>> begin RECORDS TO PROCESS
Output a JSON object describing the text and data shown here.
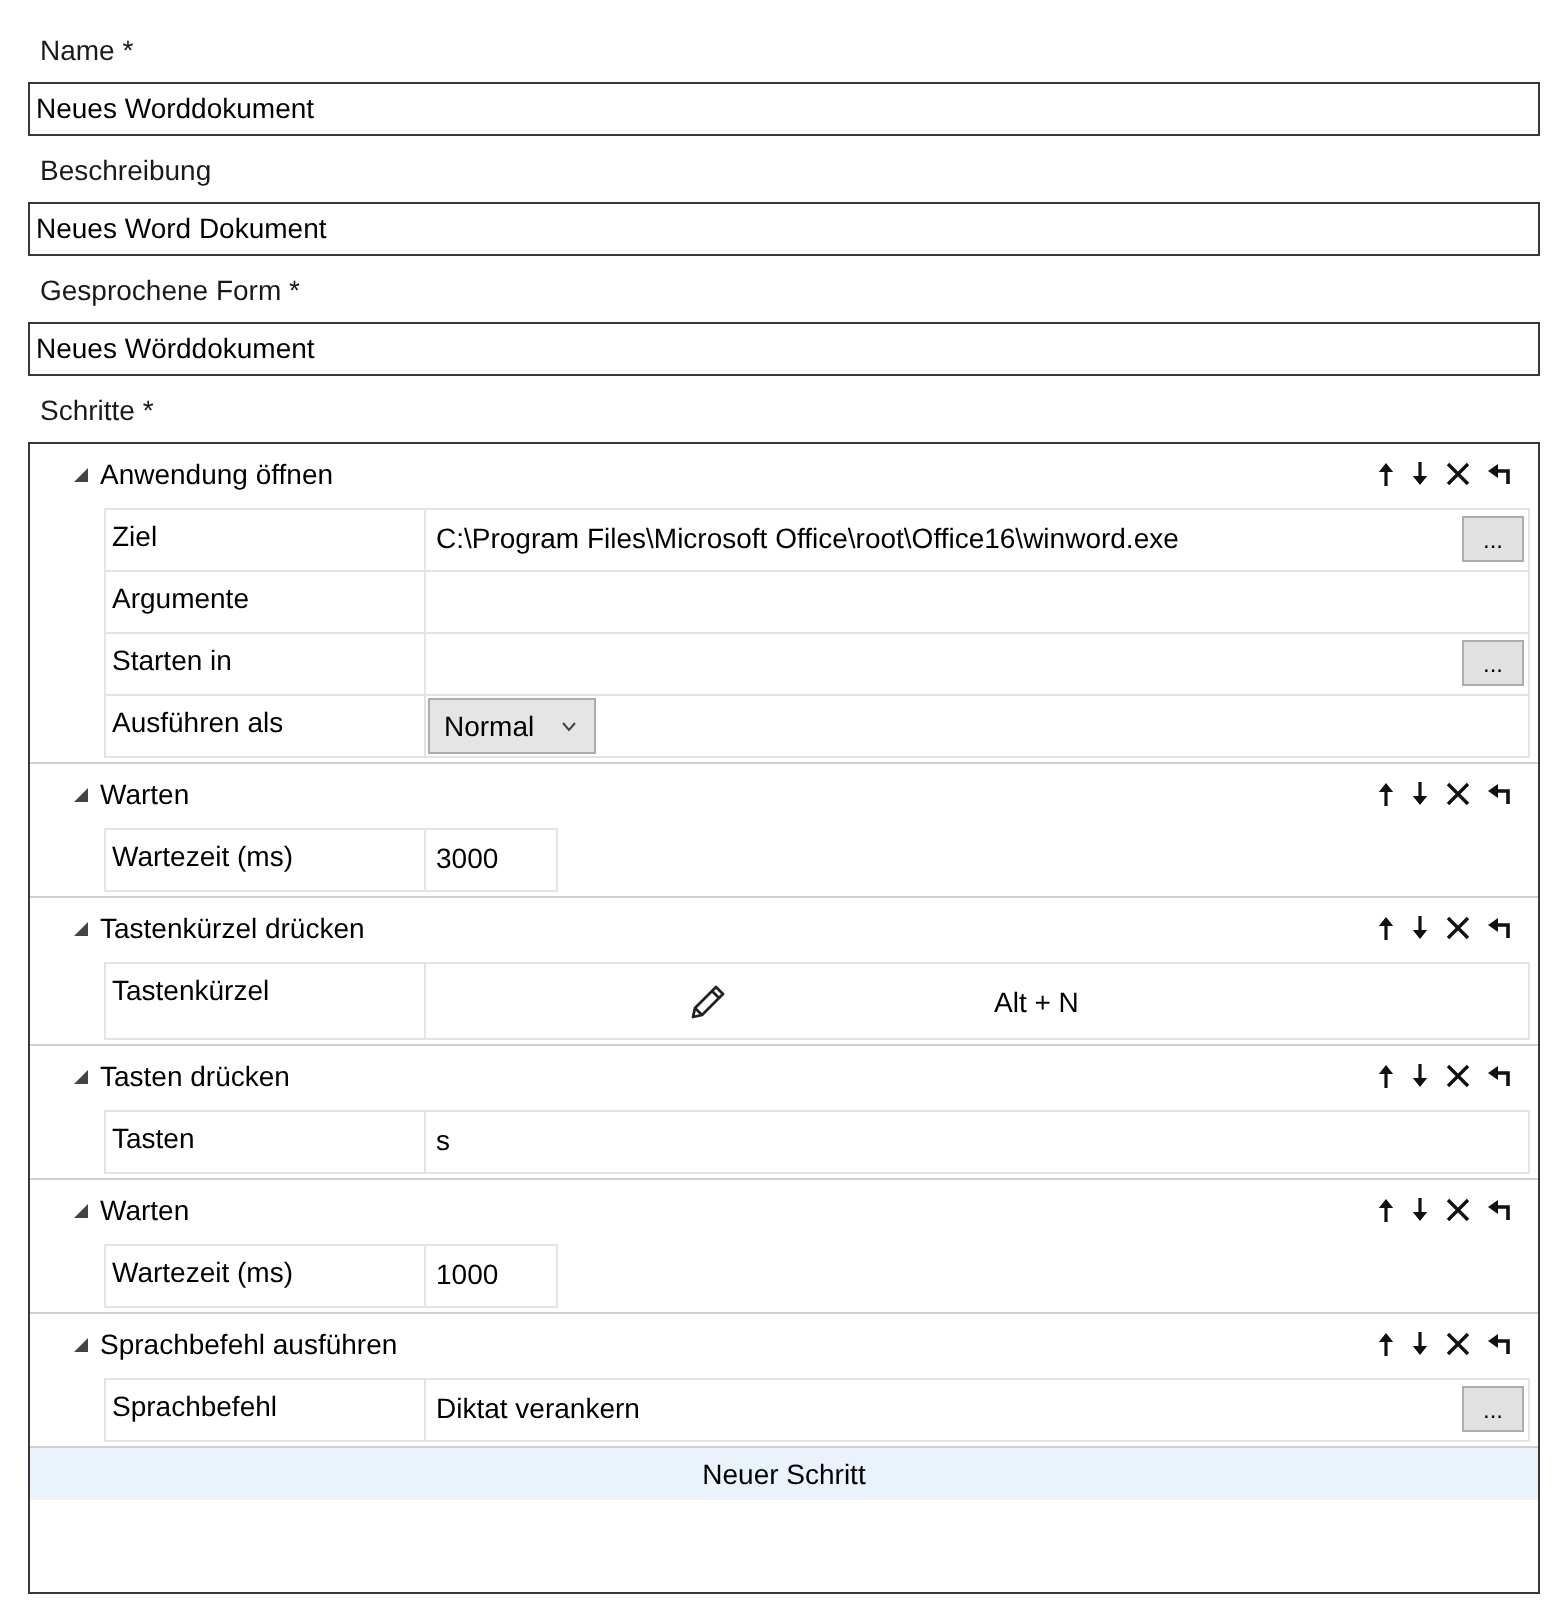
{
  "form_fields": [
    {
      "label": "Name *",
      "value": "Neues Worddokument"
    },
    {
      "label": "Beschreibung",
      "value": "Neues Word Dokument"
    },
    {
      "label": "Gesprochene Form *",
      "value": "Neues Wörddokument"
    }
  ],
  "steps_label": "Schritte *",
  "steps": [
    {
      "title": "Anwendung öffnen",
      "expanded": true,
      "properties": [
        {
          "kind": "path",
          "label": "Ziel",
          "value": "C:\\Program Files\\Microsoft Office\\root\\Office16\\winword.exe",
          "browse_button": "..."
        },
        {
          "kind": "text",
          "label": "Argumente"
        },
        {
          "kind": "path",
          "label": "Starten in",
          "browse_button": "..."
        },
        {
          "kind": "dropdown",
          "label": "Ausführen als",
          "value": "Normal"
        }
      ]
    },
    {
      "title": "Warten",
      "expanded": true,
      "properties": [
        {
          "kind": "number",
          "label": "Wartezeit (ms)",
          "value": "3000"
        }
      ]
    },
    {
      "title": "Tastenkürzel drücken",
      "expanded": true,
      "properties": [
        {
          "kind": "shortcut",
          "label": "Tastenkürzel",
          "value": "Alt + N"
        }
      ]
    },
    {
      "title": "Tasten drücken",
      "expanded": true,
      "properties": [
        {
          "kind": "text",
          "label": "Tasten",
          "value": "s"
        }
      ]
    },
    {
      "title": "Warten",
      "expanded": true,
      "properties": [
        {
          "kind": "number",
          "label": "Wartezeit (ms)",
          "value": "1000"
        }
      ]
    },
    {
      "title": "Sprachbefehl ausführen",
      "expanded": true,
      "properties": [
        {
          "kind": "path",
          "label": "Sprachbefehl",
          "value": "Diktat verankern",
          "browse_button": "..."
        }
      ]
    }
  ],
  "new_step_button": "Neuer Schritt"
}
>> end RECORDS TO PROCESS
**GIVEN TASK**:
Images should not appear in the copy; retype the listing above exactly.

**EXERCISE RESULT**:
Output a JSON object describing the text and data shown here.
{
  "form_fields": [
    {
      "label": "Name *",
      "value": "Neues Worddokument"
    },
    {
      "label": "Beschreibung",
      "value": "Neues Word Dokument"
    },
    {
      "label": "Gesprochene Form *",
      "value": "Neues Wörddokument"
    }
  ],
  "steps_label": "Schritte *",
  "steps": [
    {
      "title": "Anwendung öffnen",
      "expanded": true,
      "properties": [
        {
          "kind": "path",
          "label": "Ziel",
          "value": "C:\\Program Files\\Microsoft Office\\root\\Office16\\winword.exe",
          "browse_button": "..."
        },
        {
          "kind": "text",
          "label": "Argumente"
        },
        {
          "kind": "path",
          "label": "Starten in",
          "browse_button": "..."
        },
        {
          "kind": "dropdown",
          "label": "Ausführen als",
          "value": "Normal"
        }
      ]
    },
    {
      "title": "Warten",
      "expanded": true,
      "properties": [
        {
          "kind": "number",
          "label": "Wartezeit (ms)",
          "value": "3000"
        }
      ]
    },
    {
      "title": "Tastenkürzel drücken",
      "expanded": true,
      "properties": [
        {
          "kind": "shortcut",
          "label": "Tastenkürzel",
          "value": "Alt + N"
        }
      ]
    },
    {
      "title": "Tasten drücken",
      "expanded": true,
      "properties": [
        {
          "kind": "text",
          "label": "Tasten",
          "value": "s"
        }
      ]
    },
    {
      "title": "Warten",
      "expanded": true,
      "properties": [
        {
          "kind": "number",
          "label": "Wartezeit (ms)",
          "value": "1000"
        }
      ]
    },
    {
      "title": "Sprachbefehl ausführen",
      "expanded": true,
      "properties": [
        {
          "kind": "path",
          "label": "Sprachbefehl",
          "value": "Diktat verankern",
          "browse_button": "..."
        }
      ]
    }
  ],
  "new_step_button": "Neuer Schritt"
}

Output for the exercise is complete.